*** Entries ***
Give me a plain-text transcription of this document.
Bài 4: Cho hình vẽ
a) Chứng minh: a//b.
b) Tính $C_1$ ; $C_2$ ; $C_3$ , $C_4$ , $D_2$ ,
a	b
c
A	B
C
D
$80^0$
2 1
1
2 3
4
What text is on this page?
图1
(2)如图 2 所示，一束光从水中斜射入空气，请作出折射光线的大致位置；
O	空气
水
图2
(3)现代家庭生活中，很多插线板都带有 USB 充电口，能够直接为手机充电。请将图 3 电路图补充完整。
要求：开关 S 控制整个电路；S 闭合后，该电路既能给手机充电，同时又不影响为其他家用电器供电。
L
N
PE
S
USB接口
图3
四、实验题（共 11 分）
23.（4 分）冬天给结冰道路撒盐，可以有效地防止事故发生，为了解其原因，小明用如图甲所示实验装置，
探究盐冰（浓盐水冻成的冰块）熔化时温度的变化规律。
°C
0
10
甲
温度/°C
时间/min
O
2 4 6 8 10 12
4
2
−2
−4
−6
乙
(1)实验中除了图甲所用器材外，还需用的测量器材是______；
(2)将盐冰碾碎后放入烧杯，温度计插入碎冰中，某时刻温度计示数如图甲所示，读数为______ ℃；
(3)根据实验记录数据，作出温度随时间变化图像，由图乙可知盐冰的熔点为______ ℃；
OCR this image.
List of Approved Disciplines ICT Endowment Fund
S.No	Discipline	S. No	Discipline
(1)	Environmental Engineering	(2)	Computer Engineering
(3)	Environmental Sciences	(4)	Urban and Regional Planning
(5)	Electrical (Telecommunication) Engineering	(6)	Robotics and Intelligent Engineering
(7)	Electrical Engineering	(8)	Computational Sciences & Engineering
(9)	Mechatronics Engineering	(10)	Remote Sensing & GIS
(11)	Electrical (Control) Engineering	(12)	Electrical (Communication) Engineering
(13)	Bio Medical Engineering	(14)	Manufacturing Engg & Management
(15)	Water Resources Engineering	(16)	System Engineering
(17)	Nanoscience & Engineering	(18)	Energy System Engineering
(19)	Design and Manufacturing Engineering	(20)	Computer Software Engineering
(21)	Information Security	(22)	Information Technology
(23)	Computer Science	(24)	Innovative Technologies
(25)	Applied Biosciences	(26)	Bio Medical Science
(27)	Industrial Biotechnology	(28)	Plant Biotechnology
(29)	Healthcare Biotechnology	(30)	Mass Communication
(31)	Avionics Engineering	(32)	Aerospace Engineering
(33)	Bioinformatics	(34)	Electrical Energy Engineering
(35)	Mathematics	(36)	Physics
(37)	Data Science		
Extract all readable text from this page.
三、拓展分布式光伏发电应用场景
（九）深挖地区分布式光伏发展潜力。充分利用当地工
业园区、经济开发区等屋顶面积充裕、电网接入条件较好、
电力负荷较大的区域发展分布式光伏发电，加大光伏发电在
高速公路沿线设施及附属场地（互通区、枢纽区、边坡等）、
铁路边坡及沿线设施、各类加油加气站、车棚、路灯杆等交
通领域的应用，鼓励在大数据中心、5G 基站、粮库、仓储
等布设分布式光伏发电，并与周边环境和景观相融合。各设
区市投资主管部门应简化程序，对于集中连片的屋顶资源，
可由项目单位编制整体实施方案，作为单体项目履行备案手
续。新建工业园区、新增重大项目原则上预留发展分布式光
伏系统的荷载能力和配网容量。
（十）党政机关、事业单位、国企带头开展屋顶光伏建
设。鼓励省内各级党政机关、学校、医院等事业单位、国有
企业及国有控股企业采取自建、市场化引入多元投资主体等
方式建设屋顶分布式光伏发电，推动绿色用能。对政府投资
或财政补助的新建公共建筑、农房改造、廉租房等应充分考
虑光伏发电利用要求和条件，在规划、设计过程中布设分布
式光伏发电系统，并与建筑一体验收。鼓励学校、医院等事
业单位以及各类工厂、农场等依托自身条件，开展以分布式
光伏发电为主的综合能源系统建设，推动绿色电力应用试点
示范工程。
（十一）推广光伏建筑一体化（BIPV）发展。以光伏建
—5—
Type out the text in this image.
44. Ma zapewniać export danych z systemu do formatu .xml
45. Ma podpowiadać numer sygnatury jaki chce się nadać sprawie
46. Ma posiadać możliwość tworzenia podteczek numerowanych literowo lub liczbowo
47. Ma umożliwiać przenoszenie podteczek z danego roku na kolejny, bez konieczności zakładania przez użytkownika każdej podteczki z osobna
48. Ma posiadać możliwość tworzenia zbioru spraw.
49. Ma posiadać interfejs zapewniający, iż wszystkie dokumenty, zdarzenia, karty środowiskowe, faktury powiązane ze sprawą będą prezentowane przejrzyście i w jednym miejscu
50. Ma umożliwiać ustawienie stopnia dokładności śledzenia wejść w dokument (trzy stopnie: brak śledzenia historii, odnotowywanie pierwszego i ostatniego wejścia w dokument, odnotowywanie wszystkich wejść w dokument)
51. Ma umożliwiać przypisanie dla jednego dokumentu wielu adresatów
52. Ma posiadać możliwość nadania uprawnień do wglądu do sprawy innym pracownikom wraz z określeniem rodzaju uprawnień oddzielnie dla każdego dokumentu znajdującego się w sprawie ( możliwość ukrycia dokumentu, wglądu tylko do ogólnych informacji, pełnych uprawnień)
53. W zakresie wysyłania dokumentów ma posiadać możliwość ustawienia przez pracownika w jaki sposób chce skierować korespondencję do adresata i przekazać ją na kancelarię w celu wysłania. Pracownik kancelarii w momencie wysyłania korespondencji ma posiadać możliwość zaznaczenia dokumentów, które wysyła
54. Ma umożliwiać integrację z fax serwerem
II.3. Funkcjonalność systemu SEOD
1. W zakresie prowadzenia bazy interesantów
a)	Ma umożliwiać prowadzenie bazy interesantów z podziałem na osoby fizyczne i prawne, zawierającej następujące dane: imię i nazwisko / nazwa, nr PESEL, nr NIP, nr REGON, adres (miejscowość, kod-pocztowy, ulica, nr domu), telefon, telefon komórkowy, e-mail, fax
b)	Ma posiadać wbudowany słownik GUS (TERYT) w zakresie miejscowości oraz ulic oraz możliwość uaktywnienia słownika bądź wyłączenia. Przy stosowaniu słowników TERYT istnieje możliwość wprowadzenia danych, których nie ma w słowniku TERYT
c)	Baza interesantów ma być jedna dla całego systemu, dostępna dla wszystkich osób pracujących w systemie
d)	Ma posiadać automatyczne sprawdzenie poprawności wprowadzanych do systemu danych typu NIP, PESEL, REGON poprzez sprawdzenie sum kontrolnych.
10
***
Problem description:
Retype the records in full. Keep every line identical to the original.

Exercise output:
Give me a plain-text transcription of this document.
Bài 4: Cho hình vẽ
a) Chứng minh: a//b.
b) Tính $C_1$ ; $C_2$ ; $C_3$ , $C_4$ , $D_2$ ,
a	b
c
A	B
C
D
$80^0$
2 1
1
2 3
4
What text is on this page?
图1
(2)如图 2 所示，一束光从水中斜射入空气，请作出折射光线的大致位置；
O	空气
水
图2
(3)现代家庭生活中，很多插线板都带有 USB 充电口，能够直接为手机充电。请将图 3 电路图补充完整。
要求：开关 S 控制整个电路；S 闭合后，该电路既能给手机充电，同时又不影响为其他家用电器供电。
L
N
PE
S
USB接口
图3
四、实验题（共 11 分）
23.（4 分）冬天给结冰道路撒盐，可以有效地防止事故发生，为了解其原因，小明用如图甲所示实验装置，
探究盐冰（浓盐水冻成的冰块）熔化时温度的变化规律。
°C
0
10
甲
温度/°C
时间/min
O
2 4 6 8 10 12
4
2
−2
−4
−6
乙
(1)实验中除了图甲所用器材外，还需用的测量器材是______；
(2)将盐冰碾碎后放入烧杯，温度计插入碎冰中，某时刻温度计示数如图甲所示，读数为______ ℃；
(3)根据实验记录数据，作出温度随时间变化图像，由图乙可知盐冰的熔点为______ ℃；
OCR this image.
List of Approved Disciplines ICT Endowment Fund
S.No	Discipline	S. No	Discipline
(1)	Environmental Engineering	(2)	Computer Engineering
(3)	Environmental Sciences	(4)	Urban and Regional Planning
(5)	Electrical (Telecommunication) Engineering	(6)	Robotics and Intelligent Engineering
(7)	Electrical Engineering	(8)	Computational Sciences & Engineering
(9)	Mechatronics Engineering	(10)	Remote Sensing & GIS
(11)	Electrical (Control) Engineering	(12)	Electrical (Communication) Engineering
(13)	Bio Medical Engineering	(14)	Manufacturing Engg & Management
(15)	Water Resources Engineering	(16)	System Engineering
(17)	Nanoscience & Engineering	(18)	Energy System Engineering
(19)	Design and Manufacturing Engineering	(20)	Computer Software Engineering
(21)	Information Security	(22)	Information Technology
(23)	Computer Science	(24)	Innovative Technologies
(25)	Applied Biosciences	(26)	Bio Medical Science
(27)	Industrial Biotechnology	(28)	Plant Biotechnology
(29)	Healthcare Biotechnology	(30)	Mass Communication
(31)	Avionics Engineering	(32)	Aerospace Engineering
(33)	Bioinformatics	(34)	Electrical Energy Engineering
(35)	Mathematics	(36)	Physics
(37)	Data Science		
Extract all readable text from this page.
三、拓展分布式光伏发电应用场景
（九）深挖地区分布式光伏发展潜力。充分利用当地工
业园区、经济开发区等屋顶面积充裕、电网接入条件较好、
电力负荷较大的区域发展分布式光伏发电，加大光伏发电在
高速公路沿线设施及附属场地（互通区、枢纽区、边坡等）、
铁路边坡及沿线设施、各类加油加气站、车棚、路灯杆等交
通领域的应用，鼓励在大数据中心、5G 基站、粮库、仓储
等布设分布式光伏发电，并与周边环境和景观相融合。各设
区市投资主管部门应简化程序，对于集中连片的屋顶资源，
可由项目单位编制整体实施方案，作为单体项目履行备案手
续。新建工业园区、新增重大项目原则上预留发展分布式光
伏系统的荷载能力和配网容量。
（十）党政机关、事业单位、国企带头开展屋顶光伏建
设。鼓励省内各级党政机关、学校、医院等事业单位、国有
企业及国有控股企业采取自建、市场化引入多元投资主体等
方式建设屋顶分布式光伏发电，推动绿色用能。对政府投资
或财政补助的新建公共建筑、农房改造、廉租房等应充分考
虑光伏发电利用要求和条件，在规划、设计过程中布设分布
式光伏发电系统，并与建筑一体验收。鼓励学校、医院等事
业单位以及各类工厂、农场等依托自身条件，开展以分布式
光伏发电为主的综合能源系统建设，推动绿色电力应用试点
示范工程。
（十一）推广光伏建筑一体化（BIPV）发展。以光伏建
—5—
Type out the text in this image.
44. Ma zapewniać export danych z systemu do formatu .xml
45. Ma podpowiadać numer sygnatury jaki chce się nadać sprawie
46. Ma posiadać możliwość tworzenia podteczek numerowanych literowo lub liczbowo
47. Ma umożliwiać przenoszenie podteczek z danego roku na kolejny, bez konieczności zakładania przez użytkownika każdej podteczki z osobna
48. Ma posiadać możliwość tworzenia zbioru spraw.
49. Ma posiadać interfejs zapewniający, iż wszystkie dokumenty, zdarzenia, karty środowiskowe, faktury powiązane ze sprawą będą prezentowane przejrzyście i w jednym miejscu
50. Ma umożliwiać ustawienie stopnia dokładności śledzenia wejść w dokument (trzy stopnie: brak śledzenia historii, odnotowywanie pierwszego i ostatniego wejścia w dokument, odnotowywanie wszystkich wejść w dokument)
51. Ma umożliwiać przypisanie dla jednego dokumentu wielu adresatów
52. Ma posiadać możliwość nadania uprawnień do wglądu do sprawy innym pracownikom wraz z określeniem rodzaju uprawnień oddzielnie dla każdego dokumentu znajdującego się w sprawie ( możliwość ukrycia dokumentu, wglądu tylko do ogólnych informacji, pełnych uprawnień)
53. W zakresie wysyłania dokumentów ma posiadać możliwość ustawienia przez pracownika w jaki sposób chce skierować korespondencję do adresata i przekazać ją na kancelarię w celu wysłania. Pracownik kancelarii w momencie wysyłania korespondencji ma posiadać możliwość zaznaczenia dokumentów, które wysyła
54. Ma umożliwiać integrację z fax serwerem
II.3. Funkcjonalność systemu SEOD
1. W zakresie prowadzenia bazy interesantów
a)	Ma umożliwiać prowadzenie bazy interesantów z podziałem na osoby fizyczne i prawne, zawierającej następujące dane: imię i nazwisko / nazwa, nr PESEL, nr NIP, nr REGON, adres (miejscowość, kod-pocztowy, ulica, nr domu), telefon, telefon komórkowy, e-mail, fax
b)	Ma posiadać wbudowany słownik GUS (TERYT) w zakresie miejscowości oraz ulic oraz możliwość uaktywnienia słownika bądź wyłączenia. Przy stosowaniu słowników TERYT istnieje możliwość wprowadzenia danych, których nie ma w słowniku TERYT
c)	Baza interesantów ma być jedna dla całego systemu, dostępna dla wszystkich osób pracujących w systemie
d)	Ma posiadać automatyczne sprawdzenie poprawności wprowadzanych do systemu danych typu NIP, PESEL, REGON poprzez sprawdzenie sum kontrolnych.
10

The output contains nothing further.